In the rows below, please reproduce word for word every line from the one containing "fig1-caption: 图 1 [122,888,152,906]" through the one containing "toc-item-6[interactable]: 类型六、正方形的旋转综合问题 [102,332,270,345]", both included.

Visual layout records
----------
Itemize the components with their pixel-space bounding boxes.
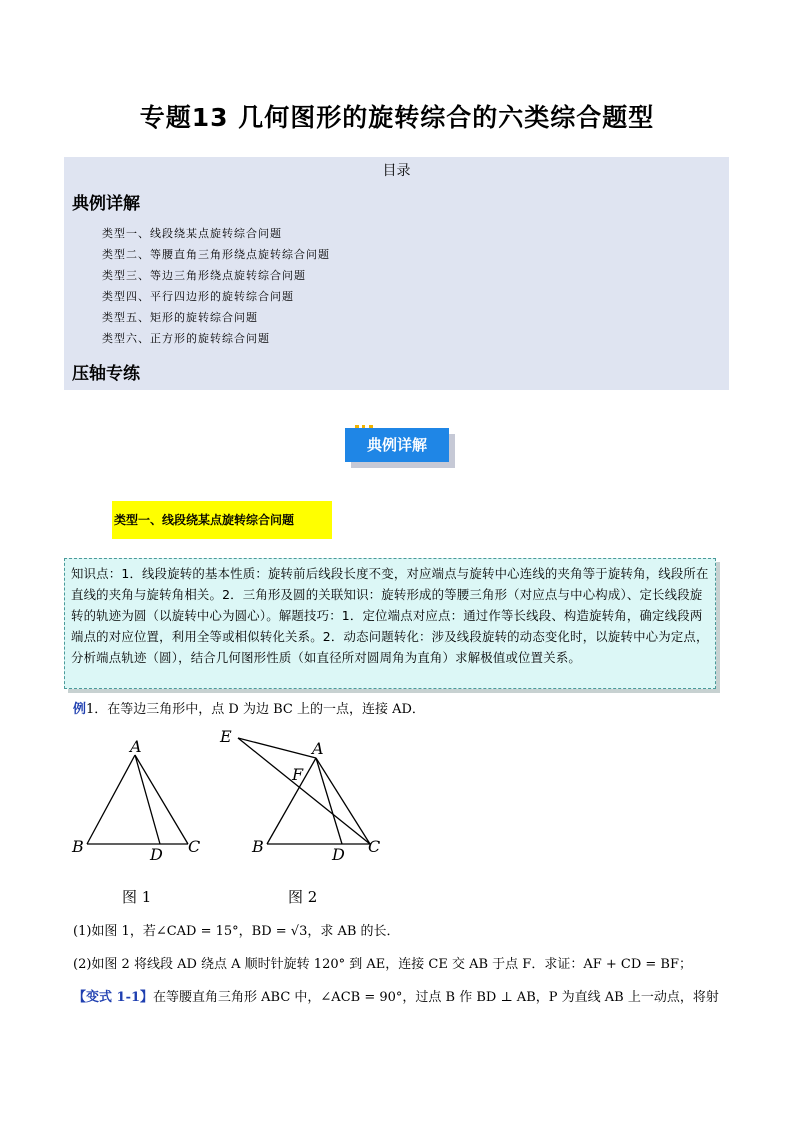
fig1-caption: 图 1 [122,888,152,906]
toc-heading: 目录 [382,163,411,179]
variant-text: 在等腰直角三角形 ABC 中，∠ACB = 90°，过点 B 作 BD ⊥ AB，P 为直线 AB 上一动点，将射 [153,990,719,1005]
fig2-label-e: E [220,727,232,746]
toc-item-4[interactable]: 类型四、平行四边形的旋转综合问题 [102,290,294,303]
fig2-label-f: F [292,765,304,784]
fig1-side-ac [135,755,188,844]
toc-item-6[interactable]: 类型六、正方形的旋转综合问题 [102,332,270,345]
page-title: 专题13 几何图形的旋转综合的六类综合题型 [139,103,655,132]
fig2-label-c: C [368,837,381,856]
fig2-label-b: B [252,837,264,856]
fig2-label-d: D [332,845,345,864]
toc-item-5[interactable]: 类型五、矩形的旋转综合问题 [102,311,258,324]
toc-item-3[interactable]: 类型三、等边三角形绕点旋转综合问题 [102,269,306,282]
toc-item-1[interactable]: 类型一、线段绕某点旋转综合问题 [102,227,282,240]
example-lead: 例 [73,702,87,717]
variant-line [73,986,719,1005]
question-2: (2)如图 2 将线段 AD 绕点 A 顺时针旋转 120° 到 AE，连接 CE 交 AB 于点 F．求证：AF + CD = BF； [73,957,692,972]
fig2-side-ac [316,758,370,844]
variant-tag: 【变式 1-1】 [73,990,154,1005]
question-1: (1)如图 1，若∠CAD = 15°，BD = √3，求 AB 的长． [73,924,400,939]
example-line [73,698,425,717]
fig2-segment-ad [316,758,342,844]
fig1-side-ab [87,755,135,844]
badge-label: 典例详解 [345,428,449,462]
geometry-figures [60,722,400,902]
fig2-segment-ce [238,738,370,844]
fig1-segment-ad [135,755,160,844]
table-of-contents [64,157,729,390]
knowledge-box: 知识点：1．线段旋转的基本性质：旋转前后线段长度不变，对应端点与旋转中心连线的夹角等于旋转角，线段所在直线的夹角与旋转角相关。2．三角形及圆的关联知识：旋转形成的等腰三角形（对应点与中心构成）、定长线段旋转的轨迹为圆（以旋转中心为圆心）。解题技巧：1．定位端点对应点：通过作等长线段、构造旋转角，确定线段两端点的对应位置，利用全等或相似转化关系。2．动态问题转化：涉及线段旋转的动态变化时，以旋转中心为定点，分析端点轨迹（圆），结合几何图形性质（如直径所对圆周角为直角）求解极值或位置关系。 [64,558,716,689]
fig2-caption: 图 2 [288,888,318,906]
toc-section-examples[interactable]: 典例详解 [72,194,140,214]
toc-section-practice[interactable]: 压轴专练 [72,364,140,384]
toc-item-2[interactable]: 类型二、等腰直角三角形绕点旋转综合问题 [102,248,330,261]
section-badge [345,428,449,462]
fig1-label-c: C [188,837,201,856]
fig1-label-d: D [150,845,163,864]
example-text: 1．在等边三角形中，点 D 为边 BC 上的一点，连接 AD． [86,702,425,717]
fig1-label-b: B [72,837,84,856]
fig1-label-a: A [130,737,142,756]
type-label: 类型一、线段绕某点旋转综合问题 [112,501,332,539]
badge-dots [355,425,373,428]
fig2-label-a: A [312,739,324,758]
----------
* SOLVED EXERCISE *
fig1-caption: 图 1 [122,888,152,906]
toc-heading: 目录 [382,163,411,179]
variant-text: 在等腰直角三角形 ABC 中，∠ACB = 90°，过点 B 作 BD ⊥ AB，P 为直线 AB 上一动点，将射 [153,990,719,1005]
fig2-label-e: E [220,727,232,746]
toc-item-4[interactable]: 类型四、平行四边形的旋转综合问题 [102,290,294,303]
fig2-label-f: F [292,765,304,784]
fig1-side-ac [135,755,188,844]
toc-item-6[interactable]: 类型六、正方形的旋转综合问题 [102,332,270,345]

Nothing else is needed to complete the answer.